Copy all the entries below exactly, but not the pictures.

Figure contents as structured data:

--------------------

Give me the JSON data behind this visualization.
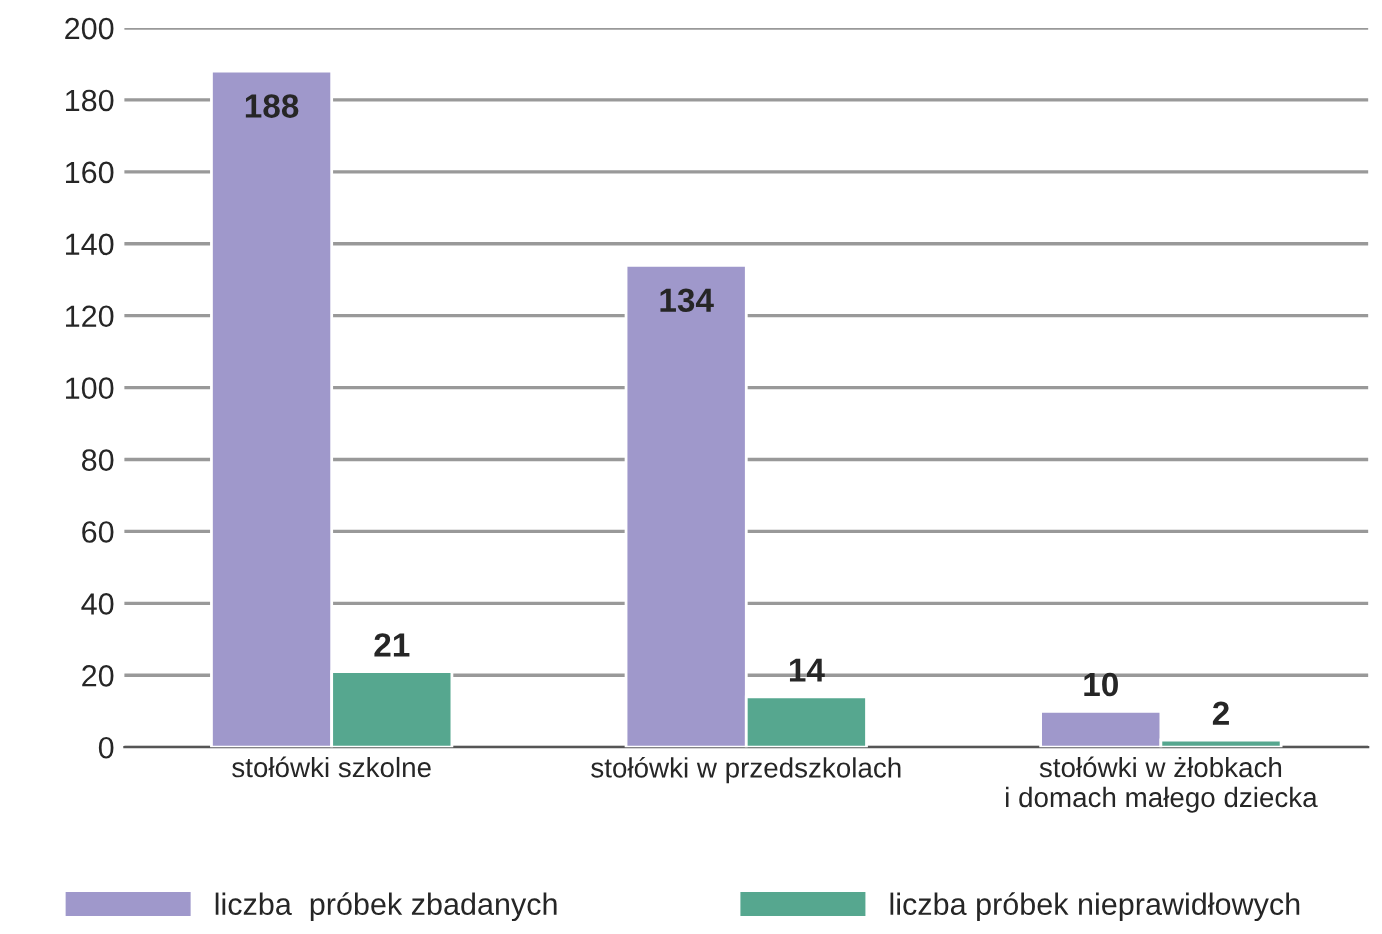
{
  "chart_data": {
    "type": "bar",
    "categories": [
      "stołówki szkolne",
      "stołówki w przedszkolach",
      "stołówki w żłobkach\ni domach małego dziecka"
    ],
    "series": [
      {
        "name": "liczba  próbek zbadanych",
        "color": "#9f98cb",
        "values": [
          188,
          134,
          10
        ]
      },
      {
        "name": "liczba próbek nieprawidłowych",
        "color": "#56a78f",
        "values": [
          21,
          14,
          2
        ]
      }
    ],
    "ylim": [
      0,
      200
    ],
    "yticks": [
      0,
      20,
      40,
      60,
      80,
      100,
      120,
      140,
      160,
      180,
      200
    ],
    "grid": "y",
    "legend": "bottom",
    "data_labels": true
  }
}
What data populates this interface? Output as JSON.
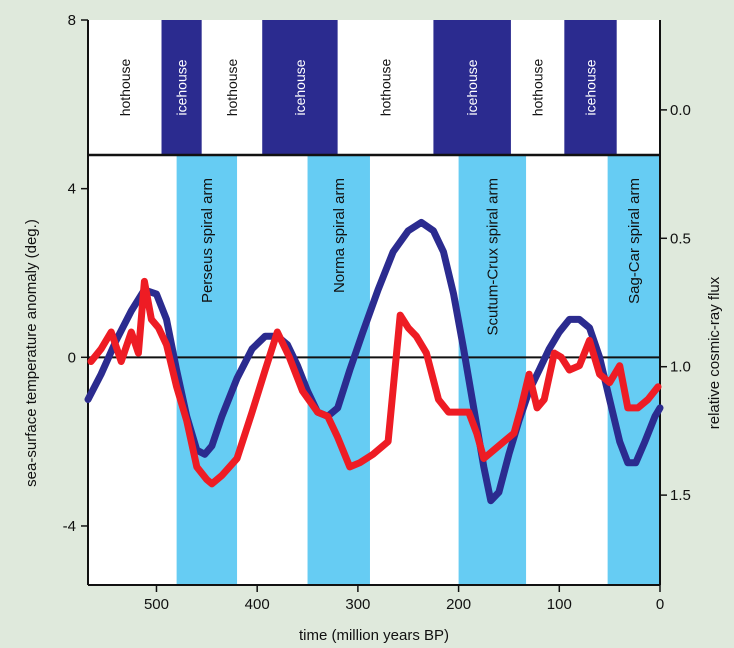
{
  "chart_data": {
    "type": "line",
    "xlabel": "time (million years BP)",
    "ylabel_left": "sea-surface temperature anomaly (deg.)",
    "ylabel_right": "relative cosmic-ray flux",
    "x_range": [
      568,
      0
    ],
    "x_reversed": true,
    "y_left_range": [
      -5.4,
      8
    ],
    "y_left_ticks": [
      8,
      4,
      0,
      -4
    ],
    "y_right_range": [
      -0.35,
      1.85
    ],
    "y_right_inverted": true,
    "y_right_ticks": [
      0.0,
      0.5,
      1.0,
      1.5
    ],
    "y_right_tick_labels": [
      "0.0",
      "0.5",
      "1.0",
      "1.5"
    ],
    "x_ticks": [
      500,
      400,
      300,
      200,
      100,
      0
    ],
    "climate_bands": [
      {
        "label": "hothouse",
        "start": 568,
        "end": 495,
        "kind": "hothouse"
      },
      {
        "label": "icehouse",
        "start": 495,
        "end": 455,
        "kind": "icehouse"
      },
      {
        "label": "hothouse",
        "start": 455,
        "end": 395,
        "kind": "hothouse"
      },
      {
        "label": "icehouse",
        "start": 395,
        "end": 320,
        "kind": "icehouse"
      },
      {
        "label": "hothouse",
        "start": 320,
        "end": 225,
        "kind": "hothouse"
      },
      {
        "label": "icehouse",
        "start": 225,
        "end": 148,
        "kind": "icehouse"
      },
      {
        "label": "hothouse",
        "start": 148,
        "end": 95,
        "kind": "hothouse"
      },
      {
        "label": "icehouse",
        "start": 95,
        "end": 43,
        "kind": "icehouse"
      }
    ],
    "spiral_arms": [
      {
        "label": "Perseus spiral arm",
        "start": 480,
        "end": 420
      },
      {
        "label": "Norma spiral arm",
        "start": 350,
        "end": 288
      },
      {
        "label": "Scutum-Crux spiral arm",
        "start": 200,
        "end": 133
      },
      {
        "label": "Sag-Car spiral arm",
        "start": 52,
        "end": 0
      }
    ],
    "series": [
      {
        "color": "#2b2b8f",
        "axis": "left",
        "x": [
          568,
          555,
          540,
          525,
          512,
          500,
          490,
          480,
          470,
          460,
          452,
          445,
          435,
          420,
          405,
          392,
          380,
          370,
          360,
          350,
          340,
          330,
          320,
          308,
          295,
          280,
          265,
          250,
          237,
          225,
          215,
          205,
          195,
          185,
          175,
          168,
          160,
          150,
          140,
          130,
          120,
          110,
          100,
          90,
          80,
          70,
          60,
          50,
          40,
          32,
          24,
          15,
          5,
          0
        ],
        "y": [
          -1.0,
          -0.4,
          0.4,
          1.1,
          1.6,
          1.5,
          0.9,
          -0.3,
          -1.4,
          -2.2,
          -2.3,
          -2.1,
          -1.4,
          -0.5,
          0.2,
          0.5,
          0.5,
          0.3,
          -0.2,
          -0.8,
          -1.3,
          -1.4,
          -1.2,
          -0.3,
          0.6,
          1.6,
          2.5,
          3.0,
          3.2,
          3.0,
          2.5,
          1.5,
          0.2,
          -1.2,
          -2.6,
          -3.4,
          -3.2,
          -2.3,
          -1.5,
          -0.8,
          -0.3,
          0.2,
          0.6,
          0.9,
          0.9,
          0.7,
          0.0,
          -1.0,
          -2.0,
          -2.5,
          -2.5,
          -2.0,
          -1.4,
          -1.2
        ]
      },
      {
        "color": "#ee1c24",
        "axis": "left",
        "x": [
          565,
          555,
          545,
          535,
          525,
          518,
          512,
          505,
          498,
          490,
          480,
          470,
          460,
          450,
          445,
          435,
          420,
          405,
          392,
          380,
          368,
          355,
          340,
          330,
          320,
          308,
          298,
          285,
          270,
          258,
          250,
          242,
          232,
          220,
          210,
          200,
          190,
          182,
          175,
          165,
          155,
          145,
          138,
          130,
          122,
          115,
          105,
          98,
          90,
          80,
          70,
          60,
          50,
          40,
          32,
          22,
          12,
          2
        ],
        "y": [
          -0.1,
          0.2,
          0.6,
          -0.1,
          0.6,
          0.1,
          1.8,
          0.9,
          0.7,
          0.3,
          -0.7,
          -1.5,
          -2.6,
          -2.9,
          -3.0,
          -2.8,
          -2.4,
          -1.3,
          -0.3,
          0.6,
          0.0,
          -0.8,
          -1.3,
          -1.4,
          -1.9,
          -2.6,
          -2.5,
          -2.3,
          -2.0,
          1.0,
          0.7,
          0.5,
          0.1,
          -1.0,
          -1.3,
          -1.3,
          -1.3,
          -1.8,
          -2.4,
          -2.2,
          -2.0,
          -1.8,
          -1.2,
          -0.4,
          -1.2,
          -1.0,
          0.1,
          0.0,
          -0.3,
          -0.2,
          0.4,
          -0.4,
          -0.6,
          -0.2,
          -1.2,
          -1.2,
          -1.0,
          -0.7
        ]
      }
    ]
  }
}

--------------------

## FINISHED EXERCISE:
Give me the JSON data behind this visualization.
{
  "chart_data": {
    "type": "bar",
    "categories": [
      "stołówki szkolne",
      "stołówki w przedszkolach",
      "stołówki w żłobkach\ni domach małego dziecka"
    ],
    "series": [
      {
        "name": "liczba  próbek zbadanych",
        "color": "#9f98cb",
        "values": [
          188,
          134,
          10
        ]
      },
      {
        "name": "liczba próbek nieprawidłowych",
        "color": "#56a78f",
        "values": [
          21,
          14,
          2
        ]
      }
    ],
    "ylim": [
      0,
      200
    ],
    "yticks": [
      0,
      20,
      40,
      60,
      80,
      100,
      120,
      140,
      160,
      180,
      200
    ],
    "grid": "y",
    "legend": "bottom",
    "data_labels": true
  }
}
What data populates this interface? Output as JSON.
{
  "chart_data": {
    "type": "line",
    "xlabel": "time (million years BP)",
    "ylabel_left": "sea-surface temperature anomaly (deg.)",
    "ylabel_right": "relative cosmic-ray flux",
    "x_range": [
      568,
      0
    ],
    "x_reversed": true,
    "y_left_range": [
      -5.4,
      8
    ],
    "y_left_ticks": [
      8,
      4,
      0,
      -4
    ],
    "y_right_range": [
      -0.35,
      1.85
    ],
    "y_right_inverted": true,
    "y_right_ticks": [
      0.0,
      0.5,
      1.0,
      1.5
    ],
    "y_right_tick_labels": [
      "0.0",
      "0.5",
      "1.0",
      "1.5"
    ],
    "x_ticks": [
      500,
      400,
      300,
      200,
      100,
      0
    ],
    "climate_bands": [
      {
        "label": "hothouse",
        "start": 568,
        "end": 495,
        "kind": "hothouse"
      },
      {
        "label": "icehouse",
        "start": 495,
        "end": 455,
        "kind": "icehouse"
      },
      {
        "label": "hothouse",
        "start": 455,
        "end": 395,
        "kind": "hothouse"
      },
      {
        "label": "icehouse",
        "start": 395,
        "end": 320,
        "kind": "icehouse"
      },
      {
        "label": "hothouse",
        "start": 320,
        "end": 225,
        "kind": "hothouse"
      },
      {
        "label": "icehouse",
        "start": 225,
        "end": 148,
        "kind": "icehouse"
      },
      {
        "label": "hothouse",
        "start": 148,
        "end": 95,
        "kind": "hothouse"
      },
      {
        "label": "icehouse",
        "start": 95,
        "end": 43,
        "kind": "icehouse"
      }
    ],
    "spiral_arms": [
      {
        "label": "Perseus spiral arm",
        "start": 480,
        "end": 420
      },
      {
        "label": "Norma spiral arm",
        "start": 350,
        "end": 288
      },
      {
        "label": "Scutum-Crux spiral arm",
        "start": 200,
        "end": 133
      },
      {
        "label": "Sag-Car spiral arm",
        "start": 52,
        "end": 0
      }
    ],
    "series": [
      {
        "color": "#2b2b8f",
        "axis": "left",
        "x": [
          568,
          555,
          540,
          525,
          512,
          500,
          490,
          480,
          470,
          460,
          452,
          445,
          435,
          420,
          405,
          392,
          380,
          370,
          360,
          350,
          340,
          330,
          320,
          308,
          295,
          280,
          265,
          250,
          237,
          225,
          215,
          205,
          195,
          185,
          175,
          168,
          160,
          150,
          140,
          130,
          120,
          110,
          100,
          90,
          80,
          70,
          60,
          50,
          40,
          32,
          24,
          15,
          5,
          0
        ],
        "y": [
          -1.0,
          -0.4,
          0.4,
          1.1,
          1.6,
          1.5,
          0.9,
          -0.3,
          -1.4,
          -2.2,
          -2.3,
          -2.1,
          -1.4,
          -0.5,
          0.2,
          0.5,
          0.5,
          0.3,
          -0.2,
          -0.8,
          -1.3,
          -1.4,
          -1.2,
          -0.3,
          0.6,
          1.6,
          2.5,
          3.0,
          3.2,
          3.0,
          2.5,
          1.5,
          0.2,
          -1.2,
          -2.6,
          -3.4,
          -3.2,
          -2.3,
          -1.5,
          -0.8,
          -0.3,
          0.2,
          0.6,
          0.9,
          0.9,
          0.7,
          0.0,
          -1.0,
          -2.0,
          -2.5,
          -2.5,
          -2.0,
          -1.4,
          -1.2
        ]
      },
      {
        "color": "#ee1c24",
        "axis": "left",
        "x": [
          565,
          555,
          545,
          535,
          525,
          518,
          512,
          505,
          498,
          490,
          480,
          470,
          460,
          450,
          445,
          435,
          420,
          405,
          392,
          380,
          368,
          355,
          340,
          330,
          320,
          308,
          298,
          285,
          270,
          258,
          250,
          242,
          232,
          220,
          210,
          200,
          190,
          182,
          175,
          165,
          155,
          145,
          138,
          130,
          122,
          115,
          105,
          98,
          90,
          80,
          70,
          60,
          50,
          40,
          32,
          22,
          12,
          2
        ],
        "y": [
          -0.1,
          0.2,
          0.6,
          -0.1,
          0.6,
          0.1,
          1.8,
          0.9,
          0.7,
          0.3,
          -0.7,
          -1.5,
          -2.6,
          -2.9,
          -3.0,
          -2.8,
          -2.4,
          -1.3,
          -0.3,
          0.6,
          0.0,
          -0.8,
          -1.3,
          -1.4,
          -1.9,
          -2.6,
          -2.5,
          -2.3,
          -2.0,
          1.0,
          0.7,
          0.5,
          0.1,
          -1.0,
          -1.3,
          -1.3,
          -1.3,
          -1.8,
          -2.4,
          -2.2,
          -2.0,
          -1.8,
          -1.2,
          -0.4,
          -1.2,
          -1.0,
          0.1,
          0.0,
          -0.3,
          -0.2,
          0.4,
          -0.4,
          -0.6,
          -0.2,
          -1.2,
          -1.2,
          -1.0,
          -0.7
        ]
      }
    ]
  }
}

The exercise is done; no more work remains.